### Goal:
Read the listing below and copy out every line that holds "metal".

Stored records
════

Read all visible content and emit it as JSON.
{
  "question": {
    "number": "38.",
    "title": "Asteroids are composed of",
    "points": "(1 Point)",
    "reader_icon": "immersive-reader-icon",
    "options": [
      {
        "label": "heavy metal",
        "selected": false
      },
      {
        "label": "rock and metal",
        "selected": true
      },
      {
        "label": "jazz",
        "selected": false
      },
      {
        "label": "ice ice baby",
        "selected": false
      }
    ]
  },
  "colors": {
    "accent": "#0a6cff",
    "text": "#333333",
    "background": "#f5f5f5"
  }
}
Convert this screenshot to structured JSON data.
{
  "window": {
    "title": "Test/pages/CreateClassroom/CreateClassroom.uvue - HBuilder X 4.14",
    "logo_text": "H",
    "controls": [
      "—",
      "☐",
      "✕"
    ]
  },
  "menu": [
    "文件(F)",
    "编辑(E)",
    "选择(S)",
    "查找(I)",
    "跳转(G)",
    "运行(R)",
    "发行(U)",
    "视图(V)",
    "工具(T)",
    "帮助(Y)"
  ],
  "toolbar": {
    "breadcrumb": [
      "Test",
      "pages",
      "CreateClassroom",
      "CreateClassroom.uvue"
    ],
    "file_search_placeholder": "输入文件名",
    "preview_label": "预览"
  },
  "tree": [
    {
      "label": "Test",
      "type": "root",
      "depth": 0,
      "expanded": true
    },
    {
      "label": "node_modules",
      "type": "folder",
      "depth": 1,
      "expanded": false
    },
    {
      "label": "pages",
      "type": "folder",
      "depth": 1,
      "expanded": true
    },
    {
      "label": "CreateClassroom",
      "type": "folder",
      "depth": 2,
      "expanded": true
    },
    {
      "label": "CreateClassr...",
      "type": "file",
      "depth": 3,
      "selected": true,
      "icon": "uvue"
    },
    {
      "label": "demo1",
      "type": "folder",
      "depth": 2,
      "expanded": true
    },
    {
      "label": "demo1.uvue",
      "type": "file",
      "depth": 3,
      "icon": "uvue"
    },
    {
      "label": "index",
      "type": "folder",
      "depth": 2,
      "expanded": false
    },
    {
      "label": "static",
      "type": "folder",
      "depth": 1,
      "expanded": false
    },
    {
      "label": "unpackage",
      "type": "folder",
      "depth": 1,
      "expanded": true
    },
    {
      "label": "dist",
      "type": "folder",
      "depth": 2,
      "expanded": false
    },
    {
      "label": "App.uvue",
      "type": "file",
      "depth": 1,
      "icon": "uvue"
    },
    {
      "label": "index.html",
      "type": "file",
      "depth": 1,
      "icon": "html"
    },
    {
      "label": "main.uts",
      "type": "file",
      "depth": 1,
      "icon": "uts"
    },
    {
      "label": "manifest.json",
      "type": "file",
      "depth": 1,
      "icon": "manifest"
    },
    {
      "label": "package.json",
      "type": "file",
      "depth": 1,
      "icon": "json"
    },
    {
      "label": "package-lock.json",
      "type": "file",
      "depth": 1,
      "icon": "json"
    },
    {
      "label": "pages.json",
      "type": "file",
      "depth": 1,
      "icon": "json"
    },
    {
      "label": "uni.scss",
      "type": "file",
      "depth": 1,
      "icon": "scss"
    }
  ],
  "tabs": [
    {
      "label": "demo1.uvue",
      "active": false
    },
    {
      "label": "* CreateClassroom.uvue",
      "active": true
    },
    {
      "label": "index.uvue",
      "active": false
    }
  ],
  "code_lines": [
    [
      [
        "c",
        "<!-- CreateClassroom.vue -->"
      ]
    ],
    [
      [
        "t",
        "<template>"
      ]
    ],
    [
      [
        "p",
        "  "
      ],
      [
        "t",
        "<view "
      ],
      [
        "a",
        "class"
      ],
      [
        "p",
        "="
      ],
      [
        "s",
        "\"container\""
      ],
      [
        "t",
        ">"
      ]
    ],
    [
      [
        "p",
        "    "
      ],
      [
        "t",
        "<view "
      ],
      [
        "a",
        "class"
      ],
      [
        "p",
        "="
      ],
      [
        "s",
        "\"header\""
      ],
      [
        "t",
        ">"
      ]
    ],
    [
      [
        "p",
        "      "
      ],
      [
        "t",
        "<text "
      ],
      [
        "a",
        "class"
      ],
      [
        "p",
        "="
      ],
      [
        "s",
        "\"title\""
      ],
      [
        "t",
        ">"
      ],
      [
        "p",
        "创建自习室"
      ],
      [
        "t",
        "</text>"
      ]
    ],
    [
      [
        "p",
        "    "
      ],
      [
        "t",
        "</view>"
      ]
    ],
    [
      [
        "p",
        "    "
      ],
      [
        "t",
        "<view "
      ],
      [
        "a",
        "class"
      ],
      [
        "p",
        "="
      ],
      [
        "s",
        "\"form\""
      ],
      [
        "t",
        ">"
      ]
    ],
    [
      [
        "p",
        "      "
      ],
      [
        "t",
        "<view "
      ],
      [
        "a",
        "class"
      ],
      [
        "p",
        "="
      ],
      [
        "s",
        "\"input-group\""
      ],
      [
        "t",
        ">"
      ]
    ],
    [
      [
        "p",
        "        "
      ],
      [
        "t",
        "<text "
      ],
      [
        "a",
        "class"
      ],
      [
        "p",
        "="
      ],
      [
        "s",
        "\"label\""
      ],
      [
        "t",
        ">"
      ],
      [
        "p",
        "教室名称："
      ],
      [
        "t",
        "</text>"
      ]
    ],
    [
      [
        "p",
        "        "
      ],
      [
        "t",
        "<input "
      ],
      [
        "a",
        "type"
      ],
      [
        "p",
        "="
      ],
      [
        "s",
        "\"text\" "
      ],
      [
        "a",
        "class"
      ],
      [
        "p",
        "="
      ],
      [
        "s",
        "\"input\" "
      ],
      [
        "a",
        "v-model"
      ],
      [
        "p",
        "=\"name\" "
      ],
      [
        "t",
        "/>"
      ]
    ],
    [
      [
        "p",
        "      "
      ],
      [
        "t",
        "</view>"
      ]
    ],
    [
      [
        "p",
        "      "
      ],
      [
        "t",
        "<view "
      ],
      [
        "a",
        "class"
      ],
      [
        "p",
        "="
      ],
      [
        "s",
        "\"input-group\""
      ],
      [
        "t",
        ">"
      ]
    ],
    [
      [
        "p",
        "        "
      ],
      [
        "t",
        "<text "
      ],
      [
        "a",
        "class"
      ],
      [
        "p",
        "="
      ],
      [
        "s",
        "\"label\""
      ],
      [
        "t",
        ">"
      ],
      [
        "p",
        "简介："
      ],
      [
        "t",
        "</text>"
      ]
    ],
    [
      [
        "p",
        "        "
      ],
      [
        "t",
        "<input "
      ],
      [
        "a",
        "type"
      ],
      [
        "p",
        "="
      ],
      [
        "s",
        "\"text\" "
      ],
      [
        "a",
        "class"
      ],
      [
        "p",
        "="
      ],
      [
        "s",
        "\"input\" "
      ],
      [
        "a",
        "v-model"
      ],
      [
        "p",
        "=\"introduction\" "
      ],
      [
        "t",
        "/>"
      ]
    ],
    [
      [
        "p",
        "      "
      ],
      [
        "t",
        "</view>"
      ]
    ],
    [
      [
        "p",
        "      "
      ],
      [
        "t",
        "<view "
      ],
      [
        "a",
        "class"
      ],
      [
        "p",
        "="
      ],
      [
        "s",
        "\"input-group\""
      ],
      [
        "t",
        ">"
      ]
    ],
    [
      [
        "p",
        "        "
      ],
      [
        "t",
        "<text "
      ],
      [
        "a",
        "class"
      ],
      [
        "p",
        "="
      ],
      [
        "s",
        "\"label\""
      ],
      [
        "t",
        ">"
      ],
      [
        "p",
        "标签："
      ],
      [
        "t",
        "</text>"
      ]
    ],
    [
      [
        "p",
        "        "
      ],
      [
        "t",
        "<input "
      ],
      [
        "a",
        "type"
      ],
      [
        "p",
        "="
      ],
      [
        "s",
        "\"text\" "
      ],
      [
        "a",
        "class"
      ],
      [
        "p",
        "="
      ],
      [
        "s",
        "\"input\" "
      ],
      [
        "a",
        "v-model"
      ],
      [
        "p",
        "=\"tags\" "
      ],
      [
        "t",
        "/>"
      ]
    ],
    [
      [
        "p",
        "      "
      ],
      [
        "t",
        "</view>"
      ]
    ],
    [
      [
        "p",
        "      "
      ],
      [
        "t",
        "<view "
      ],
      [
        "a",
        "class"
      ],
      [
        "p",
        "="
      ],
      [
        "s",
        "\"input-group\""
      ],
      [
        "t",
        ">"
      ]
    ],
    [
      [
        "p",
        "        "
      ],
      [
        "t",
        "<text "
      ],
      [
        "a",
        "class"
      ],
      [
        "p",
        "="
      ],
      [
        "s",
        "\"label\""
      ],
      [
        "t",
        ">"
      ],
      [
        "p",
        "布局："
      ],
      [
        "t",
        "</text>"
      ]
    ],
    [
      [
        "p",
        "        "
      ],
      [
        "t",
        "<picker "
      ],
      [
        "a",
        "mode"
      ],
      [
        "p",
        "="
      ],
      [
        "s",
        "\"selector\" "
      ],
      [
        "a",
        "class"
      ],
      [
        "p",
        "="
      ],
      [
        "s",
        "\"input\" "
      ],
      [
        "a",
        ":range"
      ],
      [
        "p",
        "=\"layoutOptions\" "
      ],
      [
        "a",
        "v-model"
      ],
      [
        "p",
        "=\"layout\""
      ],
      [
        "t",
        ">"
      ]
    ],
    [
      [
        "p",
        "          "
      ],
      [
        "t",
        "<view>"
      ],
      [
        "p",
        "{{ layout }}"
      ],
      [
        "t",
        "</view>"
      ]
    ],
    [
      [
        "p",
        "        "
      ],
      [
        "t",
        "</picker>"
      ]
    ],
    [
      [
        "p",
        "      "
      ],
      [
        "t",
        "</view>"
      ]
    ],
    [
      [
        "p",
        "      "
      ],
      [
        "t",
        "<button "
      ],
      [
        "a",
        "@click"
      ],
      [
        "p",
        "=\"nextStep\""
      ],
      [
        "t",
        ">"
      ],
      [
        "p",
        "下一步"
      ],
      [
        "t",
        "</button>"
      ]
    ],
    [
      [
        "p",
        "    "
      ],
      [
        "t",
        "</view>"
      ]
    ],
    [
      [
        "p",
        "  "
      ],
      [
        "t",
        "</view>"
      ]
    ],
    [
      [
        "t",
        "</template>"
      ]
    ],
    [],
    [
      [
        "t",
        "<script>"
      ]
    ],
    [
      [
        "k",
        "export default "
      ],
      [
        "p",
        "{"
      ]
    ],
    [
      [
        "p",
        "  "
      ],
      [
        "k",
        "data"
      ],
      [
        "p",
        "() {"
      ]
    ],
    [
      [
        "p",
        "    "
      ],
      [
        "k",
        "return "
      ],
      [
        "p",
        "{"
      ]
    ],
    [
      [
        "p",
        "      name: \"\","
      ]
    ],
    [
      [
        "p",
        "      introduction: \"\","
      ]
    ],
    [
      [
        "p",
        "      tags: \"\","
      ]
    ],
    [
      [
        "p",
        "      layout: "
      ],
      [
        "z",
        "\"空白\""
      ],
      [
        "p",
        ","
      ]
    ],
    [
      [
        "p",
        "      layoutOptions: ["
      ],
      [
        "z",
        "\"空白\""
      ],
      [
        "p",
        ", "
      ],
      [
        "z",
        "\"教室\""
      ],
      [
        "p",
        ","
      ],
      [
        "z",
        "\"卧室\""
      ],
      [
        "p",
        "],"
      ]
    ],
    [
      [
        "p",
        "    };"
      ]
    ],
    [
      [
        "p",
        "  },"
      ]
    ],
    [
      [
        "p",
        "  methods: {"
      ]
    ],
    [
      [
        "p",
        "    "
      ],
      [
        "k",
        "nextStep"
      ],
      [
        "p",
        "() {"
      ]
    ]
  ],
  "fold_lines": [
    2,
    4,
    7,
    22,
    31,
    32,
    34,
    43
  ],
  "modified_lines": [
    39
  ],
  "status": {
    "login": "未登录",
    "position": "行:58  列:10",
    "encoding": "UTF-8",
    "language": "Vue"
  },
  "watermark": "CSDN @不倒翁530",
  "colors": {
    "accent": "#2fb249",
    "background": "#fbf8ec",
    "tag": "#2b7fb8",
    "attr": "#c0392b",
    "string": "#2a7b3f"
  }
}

════

### Response to this exercise:
        "label": "heavy metal",
        "label": "rock and metal",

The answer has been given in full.